__WHAT IS NEEDED__: Write out each record again exactly as it stands.
== AVAILABLE DATA
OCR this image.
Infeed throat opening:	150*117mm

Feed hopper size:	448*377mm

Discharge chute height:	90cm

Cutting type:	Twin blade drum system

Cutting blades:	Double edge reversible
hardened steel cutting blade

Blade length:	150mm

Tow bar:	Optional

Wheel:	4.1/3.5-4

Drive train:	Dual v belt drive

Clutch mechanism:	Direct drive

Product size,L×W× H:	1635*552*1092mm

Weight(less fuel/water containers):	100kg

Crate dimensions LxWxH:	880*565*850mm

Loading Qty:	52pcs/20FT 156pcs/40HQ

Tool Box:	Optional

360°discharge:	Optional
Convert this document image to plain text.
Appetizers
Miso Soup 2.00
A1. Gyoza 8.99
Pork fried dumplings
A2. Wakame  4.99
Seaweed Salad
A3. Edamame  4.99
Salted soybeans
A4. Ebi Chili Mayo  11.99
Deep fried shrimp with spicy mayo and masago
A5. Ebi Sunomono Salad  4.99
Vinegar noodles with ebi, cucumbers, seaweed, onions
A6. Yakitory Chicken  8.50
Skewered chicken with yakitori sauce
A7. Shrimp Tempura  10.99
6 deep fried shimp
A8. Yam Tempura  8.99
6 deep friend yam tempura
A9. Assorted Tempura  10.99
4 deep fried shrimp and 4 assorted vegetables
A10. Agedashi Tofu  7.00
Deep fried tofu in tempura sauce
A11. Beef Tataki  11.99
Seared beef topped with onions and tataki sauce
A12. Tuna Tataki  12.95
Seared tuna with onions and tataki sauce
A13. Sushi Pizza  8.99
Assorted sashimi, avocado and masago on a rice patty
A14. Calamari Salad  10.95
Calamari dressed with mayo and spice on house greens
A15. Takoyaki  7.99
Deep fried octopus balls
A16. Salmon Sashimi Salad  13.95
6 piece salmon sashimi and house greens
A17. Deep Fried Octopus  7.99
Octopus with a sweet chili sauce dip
====
__ANSWER TO THIS TASK__:
OCR this image.
Infeed throat opening:	150*117mm

Feed hopper size:	448*377mm

Discharge chute height:	90cm

Cutting type:	Twin blade drum system

Cutting blades:	Double edge reversible
hardened steel cutting blade

Blade length:	150mm

Tow bar:	Optional

Wheel:	4.1/3.5-4

Drive train:	Dual v belt drive

Clutch mechanism:	Direct drive

Product size,L×W× H:	1635*552*1092mm

Weight(less fuel/water containers):	100kg

Crate dimensions LxWxH:	880*565*850mm

Loading Qty:	52pcs/20FT 156pcs/40HQ

Tool Box:	Optional

360°discharge:	Optional
Convert this document image to plain text.
Appetizers
Miso Soup 2.00
A1. Gyoza 8.99
Pork fried dumplings
A2. Wakame  4.99
Seaweed Salad
A3. Edamame  4.99
Salted soybeans
A4. Ebi Chili Mayo  11.99
Deep fried shrimp with spicy mayo and masago
A5. Ebi Sunomono Salad  4.99
Vinegar noodles with ebi, cucumbers, seaweed, onions
A6. Yakitory Chicken  8.50
Skewered chicken with yakitori sauce
A7. Shrimp Tempura  10.99
6 deep fried shimp
A8. Yam Tempura  8.99
6 deep friend yam tempura
A9. Assorted Tempura  10.99
4 deep fried shrimp and 4 assorted vegetables
A10. Agedashi Tofu  7.00
Deep fried tofu in tempura sauce
A11. Beef Tataki  11.99
Seared beef topped with onions and tataki sauce
A12. Tuna Tataki  12.95
Seared tuna with onions and tataki sauce
A13. Sushi Pizza  8.99
Assorted sashimi, avocado and masago on a rice patty
A14. Calamari Salad  10.95
Calamari dressed with mayo and spice on house greens
A15. Takoyaki  7.99
Deep fried octopus balls
A16. Salmon Sashimi Salad  13.95
6 piece salmon sashimi and house greens
A17. Deep Fried Octopus  7.99
Octopus with a sweet chili sauce dip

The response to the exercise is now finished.